-- START Supplied records --
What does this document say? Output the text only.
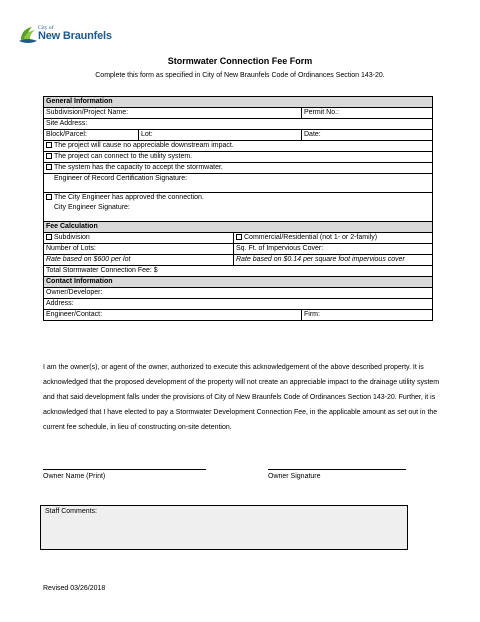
City of
New Braunfels
Stormwater Connection Fee Form
Complete this form as specified in City of New Braunfels Code of Ordinances Section 143-20.
General Information			
Subdivision/Project Name:			Permit No.:
Site Address:			
Block/Parcel:	Lot:		Date:
The project will cause no appreciable downstream impact.			
The project can connect to the utility system.			
The system has the capacity to accept the stormwater.			
Engineer of Record Certification Signature:			
The City Engineer has approved the connection.			
City Engineer Signature:			
Fee Calculation			
Subdivision		Commercial/Residential (not 1- or 2-family)	
Number of Lots:		Sq. Ft. of Impervious Cover:	
Rate based on $600 per lot		Rate based on $0.14 per square foot impervious cover	
Total Stormwater Connection Fee: $			
Contact Information			
Owner/Developer:			
Address:			
Engineer/Contact:			Firm:
I am the owner(s), or agent of the owner, authorized to execute this acknowledgement of the above described property. It is acknowledged that the proposed development of the property will not create an appreciable impact to the drainage utility system and that said development falls under the provisions of City of New Braunfels Code of Ordinances Section 143-20. Further, it is acknowledged that I have elected to pay a Stormwater Development Connection Fee, in the applicable amount as set out in the current fee schedule, in lieu of constructing on-site detention.
Owner Name (Print)	Owner Signature
Staff Comments:
Revised 03/26/2018
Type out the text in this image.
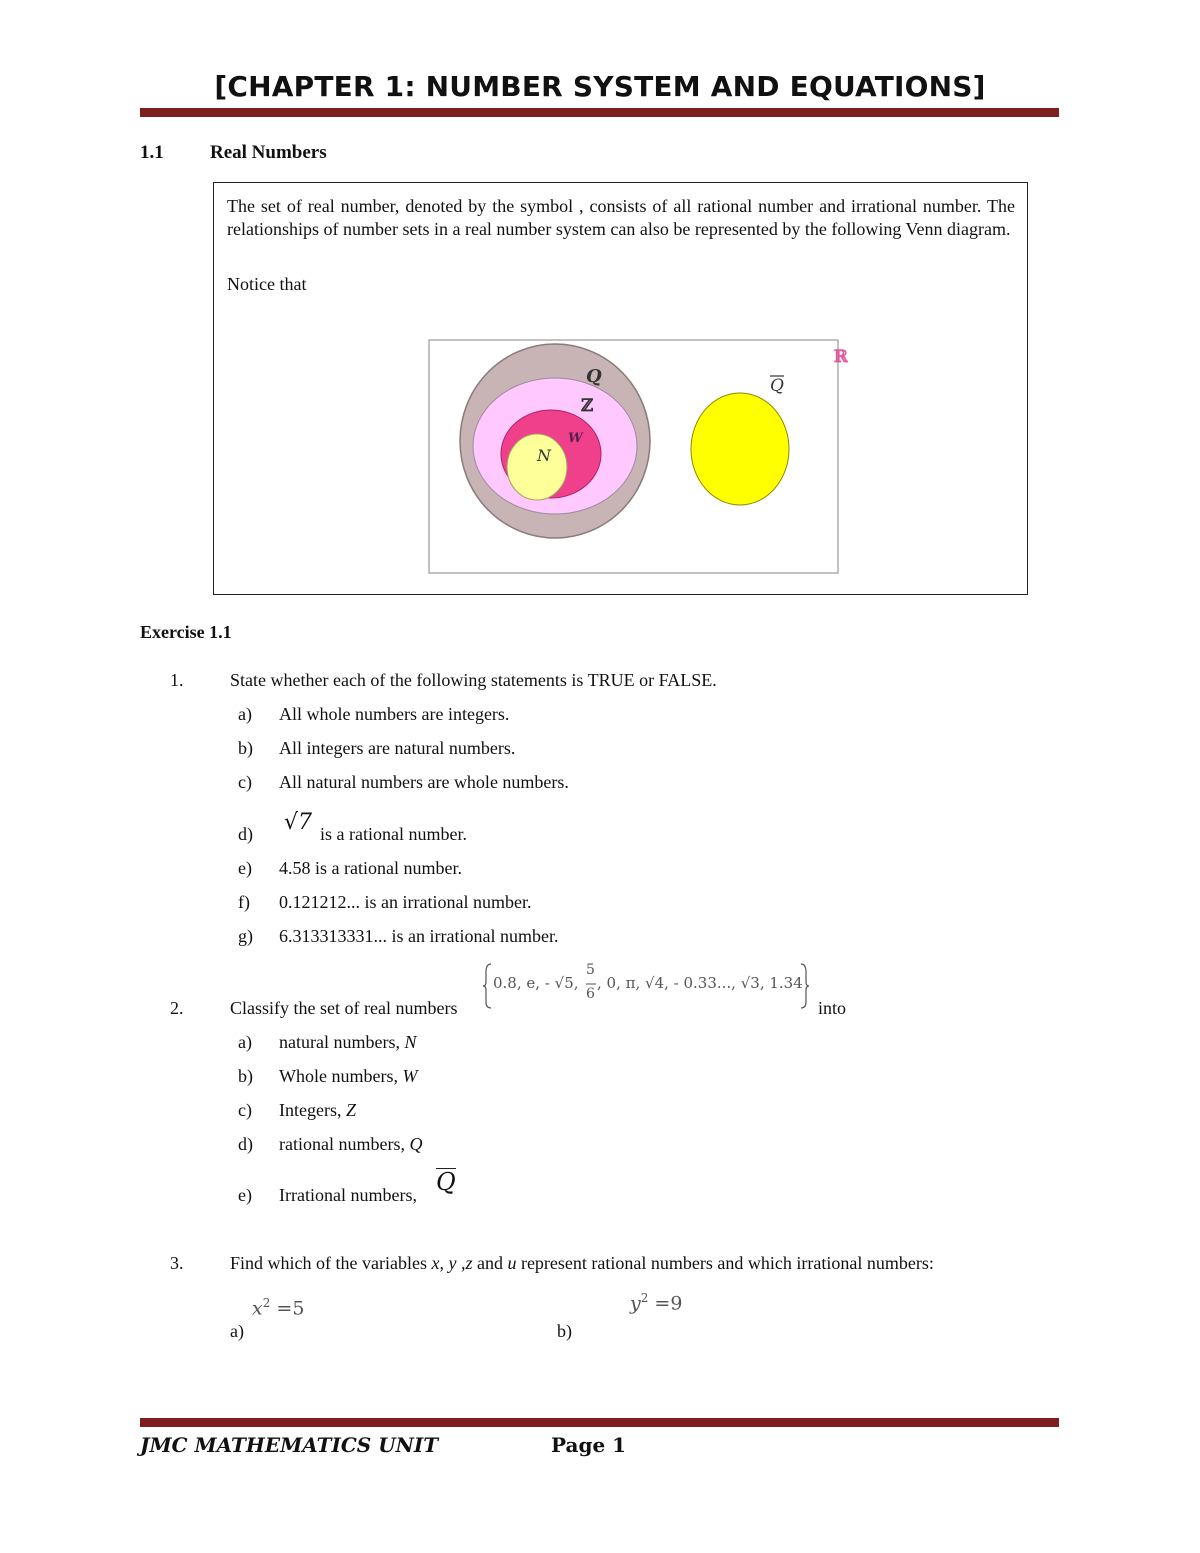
[CHAPTER 1: NUMBER SYSTEM AND EQUATIONS]
1.1 Real Numbers
The set of real number, denoted by the symbol , consists of all rational number and irrational number. The relationships of number sets in a real number system can also be represented by the following Venn diagram.
Notice that
ℝ
Q
ℤ
W
N
Q
Exercise 1.1
1.	State whether each of the following statements is TRUE or FALSE.
a) All whole numbers are integers.
b) All integers are natural numbers.
c) All natural numbers are whole numbers.
d) √7 is a rational number.
e) 4.58 is a rational number.
f) 0.121212... is an irrational number.
g) 6.313313331... is an irrational number.
2.	Classify the set of real numbers
0.8, e, - √5,
5
6
, 0, π, √4, - 0.33..., √3, 1.34
into
a) natural numbers, N
b) Whole numbers, W
c) Integers, Z
d) rational numbers, Q
e) Irrational numbers, Q
3.	Find which of the variables x, y ,z and u represent rational numbers and which irrational numbers:
a)
$x^2 =5$
b)
$y^2 =9$
JMC MATHEMATICS UNIT	Page 1
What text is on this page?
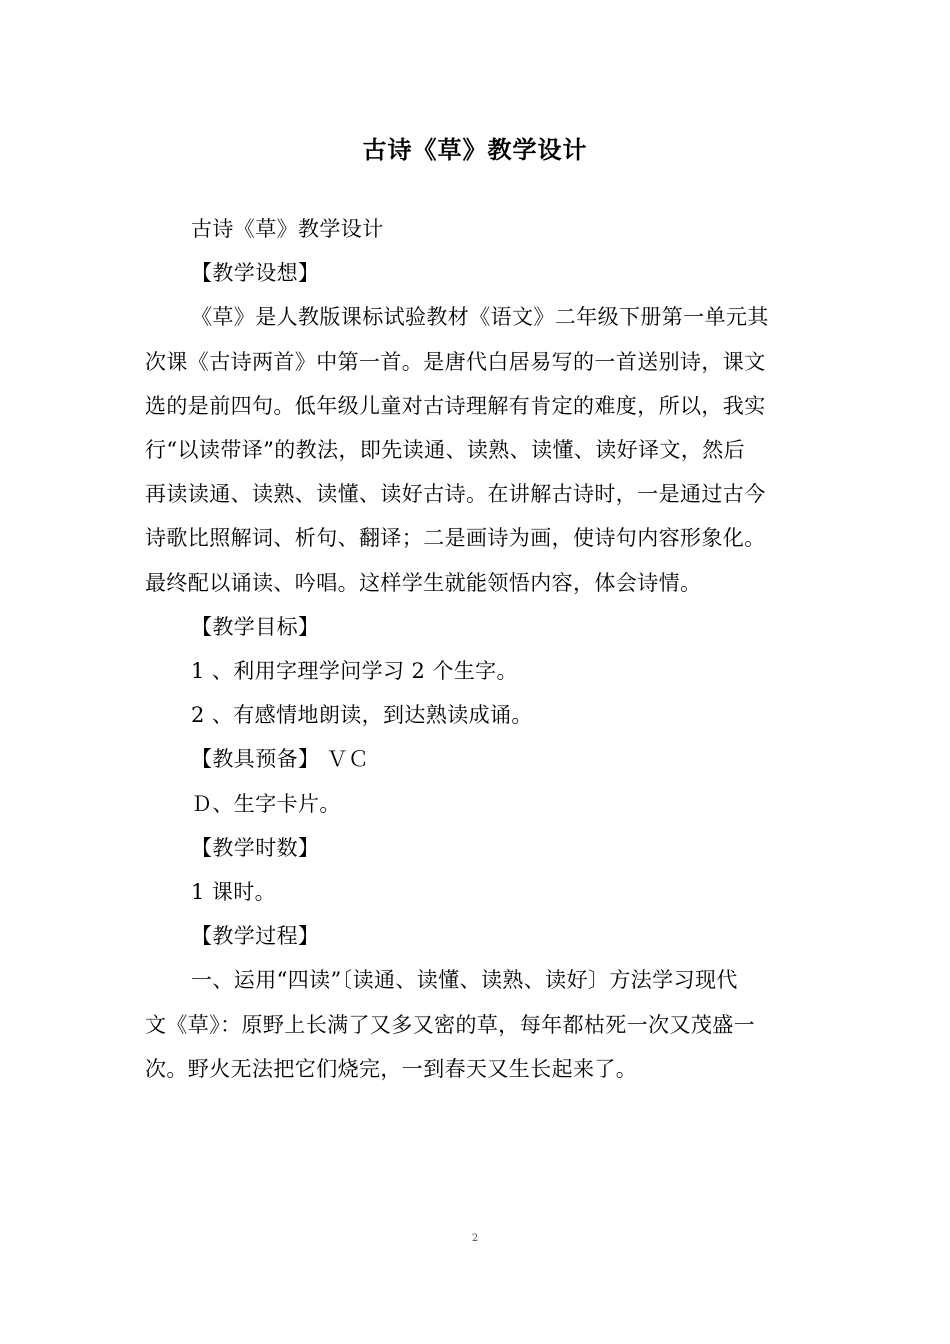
古诗《草》教学设计
古诗《草》教学设计
【教学设想】
《草》是人教版课标试验教材《语文》二年级下册第一单元其
次课《古诗两首》中第一首。是唐代白居易写的一首送别诗，课文
选的是前四句。低年级儿童对古诗理解有肯定的难度，所以，我实
行“以读带译”的教法，即先读通、读熟、读懂、读好译文，然后
再读读通、读熟、读懂、读好古诗。在讲解古诗时，一是通过古今
诗歌比照解词、析句、翻译；二是画诗为画，使诗句内容形象化。
最终配以诵读、吟唱。这样学生就能领悟内容，体会诗情。
【教学目标】
1 、利用字理学问学习 2 个生字。
2 、有感情地朗读，到达熟读成诵。
【教具预备】 ＶＣ
Ｄ、生字卡片。
【教学时数】
1 课时。
【教学过程】
一、运用“四读”〔读通、读懂、读熟、读好〕方法学习现代
文《草》：原野上长满了又多又密的草，每年都枯死一次又茂盛一
次。野火无法把它们烧完，一到春天又生长起来了。
2
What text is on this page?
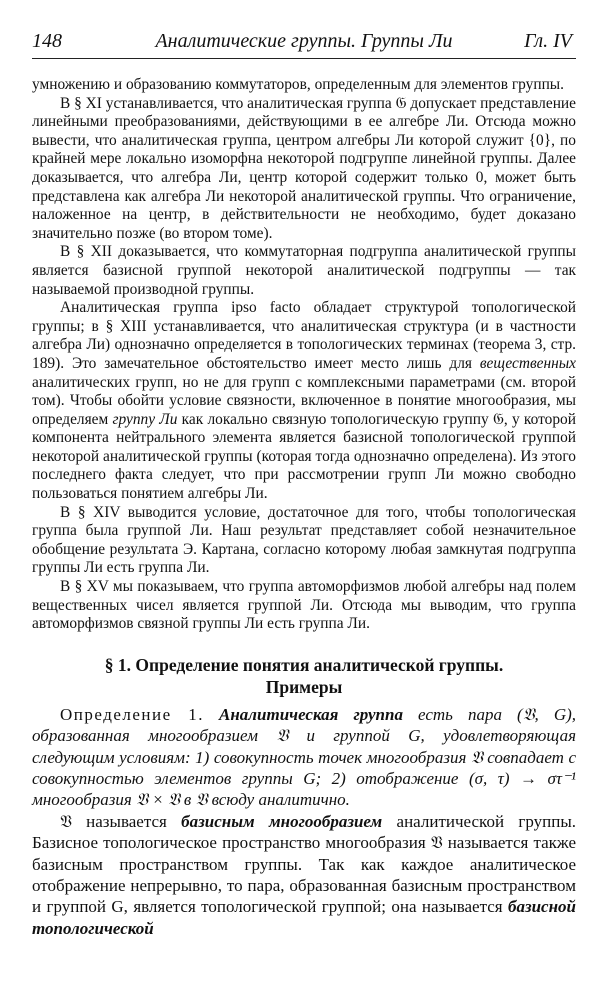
148	Аналитические группы. Группы Ли	Гл. IV

умножению и образованию коммутаторов, определенным для элементов группы.

В § XI устанавливается, что аналитическая группа 𝔊 допускает представление линейными преобразованиями, действующими в ее алгебре Ли. Отсюда можно вывести, что аналитическая группа, центром алгебры Ли которой служит {0}, по крайней мере локально изоморфна некоторой подгруппе линейной группы. Далее доказывается, что алгебра Ли, центр которой содержит только 0, может быть представлена как алгебра Ли некоторой аналитической группы. Что ограничение, наложенное на центр, в действительности не необходимо, будет доказано значительно позже (во втором томе).

В § XII доказывается, что коммутаторная подгруппа аналитической группы является базисной группой некоторой аналитической подгруппы — так называемой производной группы.

Аналитическая группа ipso facto обладает структурой топологической группы; в § XIII устанавливается, что аналитическая структура (и в частности алгебра Ли) однозначно определяется в топологических терминах (теорема 3, стр. 189). Это замечательное обстоятельство имеет место лишь для вещественных аналитических групп, но не для групп с комплексными параметрами (см. второй том). Чтобы обойти условие связности, включенное в понятие многообразия, мы определяем группу Ли как локально связную топологическую группу 𝔊, у которой компонента нейтрального элемента является базисной топологической группой некоторой аналитической группы (которая тогда однозначно определена). Из этого последнего факта следует, что при рассмотрении групп Ли можно свободно пользоваться понятием алгебры Ли.

В § XIV выводится условие, достаточное для того, чтобы топологическая группа была группой Ли. Наш результат представляет собой незначительное обобщение результата Э. Картана, согласно которому любая замкнутая подгруппа группы Ли есть группа Ли.

В § XV мы показываем, что группа автоморфизмов любой алгебры над полем вещественных чисел является группой Ли. Отсюда мы выводим, что группа автоморфизмов связной группы Ли есть группа Ли.

§ 1. Определение понятия аналитической группы.
Примеры

Определение 1. Аналитическая группа есть пара (𝔙, G), образованная многообразием 𝔙 и группой G, удовлетворяющая следующим условиям: 1) совокупность точек многообразия 𝔙 совпадает с совокупностью элементов группы G; 2) отображение (σ, τ) → στ⁻¹ многообразия 𝔙 × 𝔙 в 𝔙 всюду аналитично.

𝔙 называется базисным многообразием аналитической группы. Базисное топологическое пространство многообразия 𝔙 называется также базисным пространством группы. Так как каждое аналитическое отображение непрерывно, то пара, образованная базисным пространством и группой G, является топологической группой; она называется базисной топологической
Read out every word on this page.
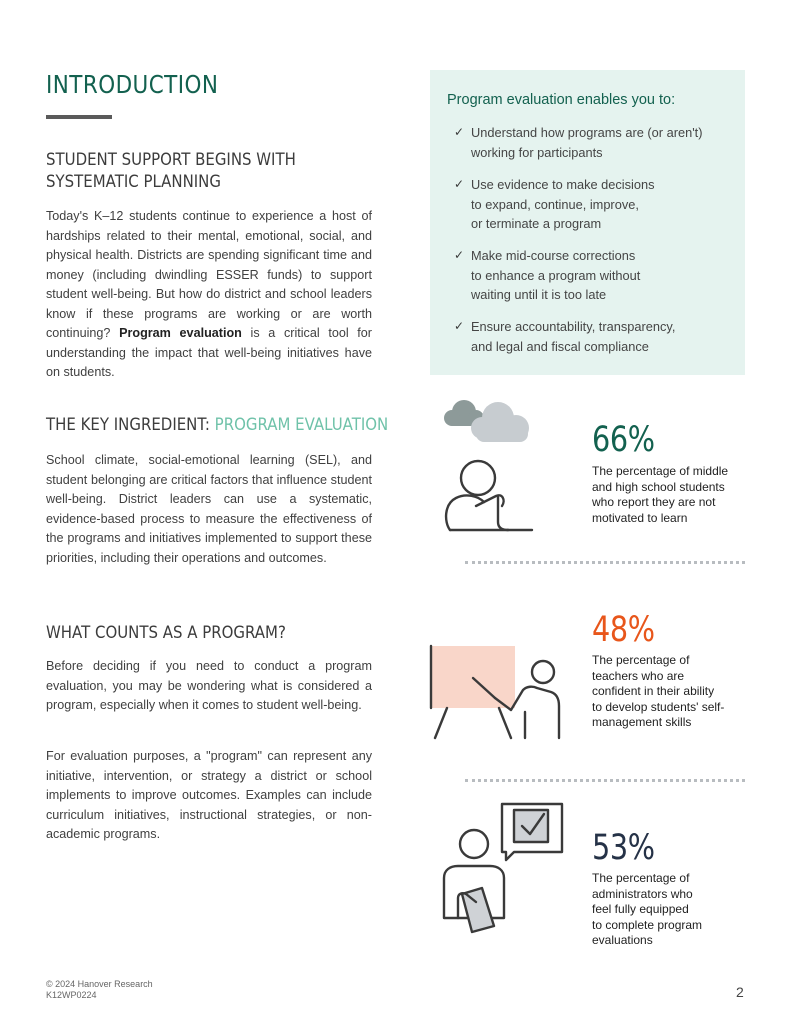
INTRODUCTION
STUDENT SUPPORT BEGINS WITH
SYSTEMATIC PLANNING

Today's K–12 students continue to experience a host of hardships related to their mental, emotional, social, and physical health. Districts are spending significant time and money (including dwindling ESSER funds) to support student well-being. But how do district and school leaders know if these programs are working or are worth continuing? Program evaluation is a critical tool for understanding the impact that well-being initiatives have on students.

THE KEY INGREDIENT: PROGRAM EVALUATION

School climate, social-emotional learning (SEL), and student belonging are critical factors that influence student well-being. District leaders can use a systematic, evidence-based process to measure the effectiveness of the programs and initiatives implemented to support these priorities, including their operations and outcomes.

WHAT COUNTS AS A PROGRAM?

Before deciding if you need to conduct a program evaluation, you may be wondering what is considered a program, especially when it comes to student well-being.

For evaluation purposes, a "program" can represent any initiative, intervention, or strategy a district or school implements to improve outcomes. Examples can include curriculum initiatives, instructional strategies, or non-academic programs.

Program evaluation enables you to:
✓ Understand how programs are (or aren't)
working for participants
✓ Use evidence to make decisions
to expand, continue, improve,
or terminate a program
✓ Make mid-course corrections
to enhance a program without
waiting until it is too late
✓ Ensure accountability, transparency,
and legal and fiscal compliance
66%
The percentage of middle
and high school students
who report they are not
motivated to learn
48%
The percentage of
teachers who are
confident in their ability
to develop students' self-
management skills
53%
The percentage of
administrators who
feel fully equipped
to complete program
evaluations
© 2024 Hanover Research
K12WP0224	2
-- END Supplied records --
▶ [What you need to do]: Every entry must be reproduced exactly, with the images left out.

▶ [Reply to the exercise]:
What does this document say? Output the text only.
City of
New Braunfels
Stormwater Connection Fee Form
Complete this form as specified in City of New Braunfels Code of Ordinances Section 143-20.
General Information			
Subdivision/Project Name:			Permit No.:
Site Address:			
Block/Parcel:	Lot:		Date:
The project will cause no appreciable downstream impact.			
The project can connect to the utility system.			
The system has the capacity to accept the stormwater.			
Engineer of Record Certification Signature:			
The City Engineer has approved the connection.			
City Engineer Signature:			
Fee Calculation			
Subdivision		Commercial/Residential (not 1- or 2-family)	
Number of Lots:		Sq. Ft. of Impervious Cover:	
Rate based on $600 per lot		Rate based on $0.14 per square foot impervious cover	
Total Stormwater Connection Fee: $			
Contact Information			
Owner/Developer:			
Address:			
Engineer/Contact:			Firm:
I am the owner(s), or agent of the owner, authorized to execute this acknowledgement of the above described property. It is acknowledged that the proposed development of the property will not create an appreciable impact to the drainage utility system and that said development falls under the provisions of City of New Braunfels Code of Ordinances Section 143-20. Further, it is acknowledged that I have elected to pay a Stormwater Development Connection Fee, in the applicable amount as set out in the current fee schedule, in lieu of constructing on-site detention.
Owner Name (Print)	Owner Signature
Staff Comments:
Revised 03/26/2018
Type out the text in this image.
[CHAPTER 1: NUMBER SYSTEM AND EQUATIONS]
1.1 Real Numbers
The set of real number, denoted by the symbol , consists of all rational number and irrational number. The relationships of number sets in a real number system can also be represented by the following Venn diagram.
Notice that
ℝ
Q
ℤ
W
N
Q
Exercise 1.1
1.	State whether each of the following statements is TRUE or FALSE.
a) All whole numbers are integers.
b) All integers are natural numbers.
c) All natural numbers are whole numbers.
d) √7 is a rational number.
e) 4.58 is a rational number.
f) 0.121212... is an irrational number.
g) 6.313313331... is an irrational number.
2.	Classify the set of real numbers
0.8, e, - √5,
5
6
, 0, π, √4, - 0.33..., √3, 1.34
into
a) natural numbers, N
b) Whole numbers, W
c) Integers, Z
d) rational numbers, Q
e) Irrational numbers, Q
3.	Find which of the variables x, y ,z and u represent rational numbers and which irrational numbers:
a)
$x^2 =5$
b)
$y^2 =9$
JMC MATHEMATICS UNIT	Page 1
What text is on this page?
古诗《草》教学设计
古诗《草》教学设计
【教学设想】
《草》是人教版课标试验教材《语文》二年级下册第一单元其
次课《古诗两首》中第一首。是唐代白居易写的一首送别诗，课文
选的是前四句。低年级儿童对古诗理解有肯定的难度，所以，我实
行“以读带译”的教法，即先读通、读熟、读懂、读好译文，然后
再读读通、读熟、读懂、读好古诗。在讲解古诗时，一是通过古今
诗歌比照解词、析句、翻译；二是画诗为画，使诗句内容形象化。
最终配以诵读、吟唱。这样学生就能领悟内容，体会诗情。
【教学目标】
1 、利用字理学问学习 2 个生字。
2 、有感情地朗读，到达熟读成诵。
【教具预备】 ＶＣ
Ｄ、生字卡片。
【教学时数】
1 课时。
【教学过程】
一、运用“四读”〔读通、读懂、读熟、读好〕方法学习现代
文《草》：原野上长满了又多又密的草，每年都枯死一次又茂盛一
次。野火无法把它们烧完，一到春天又生长起来了。
2
What text is on this page?
148	Аналитические группы. Группы Ли	Гл. IV

умножению и образованию коммутаторов, определенным для элементов группы.

В § XI устанавливается, что аналитическая группа 𝔊 допускает представление линейными преобразованиями, действующими в ее алгебре Ли. Отсюда можно вывести, что аналитическая группа, центром алгебры Ли которой служит {0}, по крайней мере локально изоморфна некоторой подгруппе линейной группы. Далее доказывается, что алгебра Ли, центр которой содержит только 0, может быть представлена как алгебра Ли некоторой аналитической группы. Что ограничение, наложенное на центр, в действительности не необходимо, будет доказано значительно позже (во втором томе).

В § XII доказывается, что коммутаторная подгруппа аналитической группы является базисной группой некоторой аналитической подгруппы — так называемой производной группы.

Аналитическая группа ipso facto обладает структурой топологической группы; в § XIII устанавливается, что аналитическая структура (и в частности алгебра Ли) однозначно определяется в топологических терминах (теорема 3, стр. 189). Это замечательное обстоятельство имеет место лишь для вещественных аналитических групп, но не для групп с комплексными параметрами (см. второй том). Чтобы обойти условие связности, включенное в понятие многообразия, мы определяем группу Ли как локально связную топологическую группу 𝔊, у которой компонента нейтрального элемента является базисной топологической группой некоторой аналитической группы (которая тогда однозначно определена). Из этого последнего факта следует, что при рассмотрении групп Ли можно свободно пользоваться понятием алгебры Ли.

В § XIV выводится условие, достаточное для того, чтобы топологическая группа была группой Ли. Наш результат представляет собой незначительное обобщение результата Э. Картана, согласно которому любая замкнутая подгруппа группы Ли есть группа Ли.

В § XV мы показываем, что группа автоморфизмов любой алгебры над полем вещественных чисел является группой Ли. Отсюда мы выводим, что группа автоморфизмов связной группы Ли есть группа Ли.

§ 1. Определение понятия аналитической группы.
Примеры

Определение 1. Аналитическая группа есть пара (𝔙, G), образованная многообразием 𝔙 и группой G, удовлетворяющая следующим условиям: 1) совокупность точек многообразия 𝔙 совпадает с совокупностью элементов группы G; 2) отображение (σ, τ) → στ⁻¹ многообразия 𝔙 × 𝔙 в 𝔙 всюду аналитично.

𝔙 называется базисным многообразием аналитической группы. Базисное топологическое пространство многообразия 𝔙 называется также базисным пространством группы. Так как каждое аналитическое отображение непрерывно, то пара, образованная базисным пространством и группой G, является топологической группой; она называется базисной топологической
Read out every word on this page.
INTRODUCTION
STUDENT SUPPORT BEGINS WITH
SYSTEMATIC PLANNING

Today's K–12 students continue to experience a host of hardships related to their mental, emotional, social, and physical health. Districts are spending significant time and money (including dwindling ESSER funds) to support student well-being. But how do district and school leaders know if these programs are working or are worth continuing? Program evaluation is a critical tool for understanding the impact that well-being initiatives have on students.

THE KEY INGREDIENT: PROGRAM EVALUATION

School climate, social-emotional learning (SEL), and student belonging are critical factors that influence student well-being. District leaders can use a systematic, evidence-based process to measure the effectiveness of the programs and initiatives implemented to support these priorities, including their operations and outcomes.

WHAT COUNTS AS A PROGRAM?

Before deciding if you need to conduct a program evaluation, you may be wondering what is considered a program, especially when it comes to student well-being.

For evaluation purposes, a "program" can represent any initiative, intervention, or strategy a district or school implements to improve outcomes. Examples can include curriculum initiatives, instructional strategies, or non-academic programs.

Program evaluation enables you to:
✓ Understand how programs are (or aren't)
working for participants
✓ Use evidence to make decisions
to expand, continue, improve,
or terminate a program
✓ Make mid-course corrections
to enhance a program without
waiting until it is too late
✓ Ensure accountability, transparency,
and legal and fiscal compliance
66%
The percentage of middle
and high school students
who report they are not
motivated to learn
48%
The percentage of
teachers who are
confident in their ability
to develop students' self-
management skills
53%
The percentage of
administrators who
feel fully equipped
to complete program
evaluations
© 2024 Hanover Research
K12WP0224	2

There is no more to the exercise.